▶ RAW DATA
··········

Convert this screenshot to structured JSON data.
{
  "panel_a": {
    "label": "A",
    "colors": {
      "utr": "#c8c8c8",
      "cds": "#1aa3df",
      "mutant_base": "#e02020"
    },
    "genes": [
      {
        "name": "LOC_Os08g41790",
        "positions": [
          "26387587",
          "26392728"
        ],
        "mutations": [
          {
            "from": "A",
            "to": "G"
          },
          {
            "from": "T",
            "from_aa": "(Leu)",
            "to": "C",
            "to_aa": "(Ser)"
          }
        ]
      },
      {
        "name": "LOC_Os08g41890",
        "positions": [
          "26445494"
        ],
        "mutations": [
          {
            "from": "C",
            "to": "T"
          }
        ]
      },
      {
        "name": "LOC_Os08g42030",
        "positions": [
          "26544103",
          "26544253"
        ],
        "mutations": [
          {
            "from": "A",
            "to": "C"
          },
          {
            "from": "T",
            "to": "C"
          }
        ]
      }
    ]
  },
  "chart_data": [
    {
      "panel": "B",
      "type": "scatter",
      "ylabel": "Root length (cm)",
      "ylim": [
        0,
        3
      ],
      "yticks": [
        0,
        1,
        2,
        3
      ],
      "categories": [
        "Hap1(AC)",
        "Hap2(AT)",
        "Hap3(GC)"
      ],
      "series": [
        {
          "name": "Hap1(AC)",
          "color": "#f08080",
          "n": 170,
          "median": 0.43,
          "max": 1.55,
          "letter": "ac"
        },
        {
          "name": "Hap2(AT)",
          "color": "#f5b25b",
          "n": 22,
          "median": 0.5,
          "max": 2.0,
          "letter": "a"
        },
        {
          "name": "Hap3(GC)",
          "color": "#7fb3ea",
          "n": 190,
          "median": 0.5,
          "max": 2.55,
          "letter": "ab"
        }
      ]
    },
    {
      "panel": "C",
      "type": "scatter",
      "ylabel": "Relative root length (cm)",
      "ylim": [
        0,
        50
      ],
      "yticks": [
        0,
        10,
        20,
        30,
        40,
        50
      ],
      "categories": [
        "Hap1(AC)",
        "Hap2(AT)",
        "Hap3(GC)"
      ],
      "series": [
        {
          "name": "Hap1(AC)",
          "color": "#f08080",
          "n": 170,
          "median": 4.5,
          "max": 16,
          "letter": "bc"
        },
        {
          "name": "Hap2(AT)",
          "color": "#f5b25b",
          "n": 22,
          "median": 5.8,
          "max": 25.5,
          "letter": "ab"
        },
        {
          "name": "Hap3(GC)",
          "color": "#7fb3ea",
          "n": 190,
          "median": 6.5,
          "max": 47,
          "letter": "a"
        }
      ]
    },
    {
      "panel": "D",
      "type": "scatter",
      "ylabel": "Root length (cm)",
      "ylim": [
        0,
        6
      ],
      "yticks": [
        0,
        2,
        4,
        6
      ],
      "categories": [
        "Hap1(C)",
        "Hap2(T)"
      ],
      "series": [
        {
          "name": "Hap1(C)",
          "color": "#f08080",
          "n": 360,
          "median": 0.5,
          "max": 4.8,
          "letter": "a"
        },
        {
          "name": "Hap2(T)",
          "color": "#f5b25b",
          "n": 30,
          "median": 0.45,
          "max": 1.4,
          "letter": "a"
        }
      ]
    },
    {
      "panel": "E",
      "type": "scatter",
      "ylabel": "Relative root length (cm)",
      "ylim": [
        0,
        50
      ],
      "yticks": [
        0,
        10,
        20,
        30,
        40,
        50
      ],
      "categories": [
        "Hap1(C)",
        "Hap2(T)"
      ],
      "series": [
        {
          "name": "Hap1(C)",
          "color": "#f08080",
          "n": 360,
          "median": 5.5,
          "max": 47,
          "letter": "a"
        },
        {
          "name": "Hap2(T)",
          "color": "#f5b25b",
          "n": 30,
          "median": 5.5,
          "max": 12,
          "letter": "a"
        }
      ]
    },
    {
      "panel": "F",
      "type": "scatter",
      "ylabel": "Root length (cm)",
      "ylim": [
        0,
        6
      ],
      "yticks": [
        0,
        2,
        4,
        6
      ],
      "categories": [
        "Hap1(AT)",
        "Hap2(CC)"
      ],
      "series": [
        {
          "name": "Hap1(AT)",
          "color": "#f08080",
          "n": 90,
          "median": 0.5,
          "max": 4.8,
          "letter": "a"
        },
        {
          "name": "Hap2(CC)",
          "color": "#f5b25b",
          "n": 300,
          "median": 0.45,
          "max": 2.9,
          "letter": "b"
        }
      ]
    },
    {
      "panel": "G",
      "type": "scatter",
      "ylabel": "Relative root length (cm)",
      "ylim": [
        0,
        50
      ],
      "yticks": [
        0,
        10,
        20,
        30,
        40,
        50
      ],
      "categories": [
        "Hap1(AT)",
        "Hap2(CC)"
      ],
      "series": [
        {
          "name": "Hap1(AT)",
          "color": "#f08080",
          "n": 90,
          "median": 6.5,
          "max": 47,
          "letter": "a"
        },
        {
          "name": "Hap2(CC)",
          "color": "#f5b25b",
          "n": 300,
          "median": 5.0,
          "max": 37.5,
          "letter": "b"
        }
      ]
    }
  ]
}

··········

▶ EXERCISE BRIEF
In full and without alteration, transcribe the entries above.

▶ ANSWER AREA
Convert this screenshot to structured JSON data.
{
  "panel_a": {
    "label": "A",
    "colors": {
      "utr": "#c8c8c8",
      "cds": "#1aa3df",
      "mutant_base": "#e02020"
    },
    "genes": [
      {
        "name": "LOC_Os08g41790",
        "positions": [
          "26387587",
          "26392728"
        ],
        "mutations": [
          {
            "from": "A",
            "to": "G"
          },
          {
            "from": "T",
            "from_aa": "(Leu)",
            "to": "C",
            "to_aa": "(Ser)"
          }
        ]
      },
      {
        "name": "LOC_Os08g41890",
        "positions": [
          "26445494"
        ],
        "mutations": [
          {
            "from": "C",
            "to": "T"
          }
        ]
      },
      {
        "name": "LOC_Os08g42030",
        "positions": [
          "26544103",
          "26544253"
        ],
        "mutations": [
          {
            "from": "A",
            "to": "C"
          },
          {
            "from": "T",
            "to": "C"
          }
        ]
      }
    ]
  },
  "chart_data": [
    {
      "panel": "B",
      "type": "scatter",
      "ylabel": "Root length (cm)",
      "ylim": [
        0,
        3
      ],
      "yticks": [
        0,
        1,
        2,
        3
      ],
      "categories": [
        "Hap1(AC)",
        "Hap2(AT)",
        "Hap3(GC)"
      ],
      "series": [
        {
          "name": "Hap1(AC)",
          "color": "#f08080",
          "n": 170,
          "median": 0.43,
          "max": 1.55,
          "letter": "ac"
        },
        {
          "name": "Hap2(AT)",
          "color": "#f5b25b",
          "n": 22,
          "median": 0.5,
          "max": 2.0,
          "letter": "a"
        },
        {
          "name": "Hap3(GC)",
          "color": "#7fb3ea",
          "n": 190,
          "median": 0.5,
          "max": 2.55,
          "letter": "ab"
        }
      ]
    },
    {
      "panel": "C",
      "type": "scatter",
      "ylabel": "Relative root length (cm)",
      "ylim": [
        0,
        50
      ],
      "yticks": [
        0,
        10,
        20,
        30,
        40,
        50
      ],
      "categories": [
        "Hap1(AC)",
        "Hap2(AT)",
        "Hap3(GC)"
      ],
      "series": [
        {
          "name": "Hap1(AC)",
          "color": "#f08080",
          "n": 170,
          "median": 4.5,
          "max": 16,
          "letter": "bc"
        },
        {
          "name": "Hap2(AT)",
          "color": "#f5b25b",
          "n": 22,
          "median": 5.8,
          "max": 25.5,
          "letter": "ab"
        },
        {
          "name": "Hap3(GC)",
          "color": "#7fb3ea",
          "n": 190,
          "median": 6.5,
          "max": 47,
          "letter": "a"
        }
      ]
    },
    {
      "panel": "D",
      "type": "scatter",
      "ylabel": "Root length (cm)",
      "ylim": [
        0,
        6
      ],
      "yticks": [
        0,
        2,
        4,
        6
      ],
      "categories": [
        "Hap1(C)",
        "Hap2(T)"
      ],
      "series": [
        {
          "name": "Hap1(C)",
          "color": "#f08080",
          "n": 360,
          "median": 0.5,
          "max": 4.8,
          "letter": "a"
        },
        {
          "name": "Hap2(T)",
          "color": "#f5b25b",
          "n": 30,
          "median": 0.45,
          "max": 1.4,
          "letter": "a"
        }
      ]
    },
    {
      "panel": "E",
      "type": "scatter",
      "ylabel": "Relative root length (cm)",
      "ylim": [
        0,
        50
      ],
      "yticks": [
        0,
        10,
        20,
        30,
        40,
        50
      ],
      "categories": [
        "Hap1(C)",
        "Hap2(T)"
      ],
      "series": [
        {
          "name": "Hap1(C)",
          "color": "#f08080",
          "n": 360,
          "median": 5.5,
          "max": 47,
          "letter": "a"
        },
        {
          "name": "Hap2(T)",
          "color": "#f5b25b",
          "n": 30,
          "median": 5.5,
          "max": 12,
          "letter": "a"
        }
      ]
    },
    {
      "panel": "F",
      "type": "scatter",
      "ylabel": "Root length (cm)",
      "ylim": [
        0,
        6
      ],
      "yticks": [
        0,
        2,
        4,
        6
      ],
      "categories": [
        "Hap1(AT)",
        "Hap2(CC)"
      ],
      "series": [
        {
          "name": "Hap1(AT)",
          "color": "#f08080",
          "n": 90,
          "median": 0.5,
          "max": 4.8,
          "letter": "a"
        },
        {
          "name": "Hap2(CC)",
          "color": "#f5b25b",
          "n": 300,
          "median": 0.45,
          "max": 2.9,
          "letter": "b"
        }
      ]
    },
    {
      "panel": "G",
      "type": "scatter",
      "ylabel": "Relative root length (cm)",
      "ylim": [
        0,
        50
      ],
      "yticks": [
        0,
        10,
        20,
        30,
        40,
        50
      ],
      "categories": [
        "Hap1(AT)",
        "Hap2(CC)"
      ],
      "series": [
        {
          "name": "Hap1(AT)",
          "color": "#f08080",
          "n": 90,
          "median": 6.5,
          "max": 47,
          "letter": "a"
        },
        {
          "name": "Hap2(CC)",
          "color": "#f5b25b",
          "n": 300,
          "median": 5.0,
          "max": 37.5,
          "letter": "b"
        }
      ]
    }
  ]
}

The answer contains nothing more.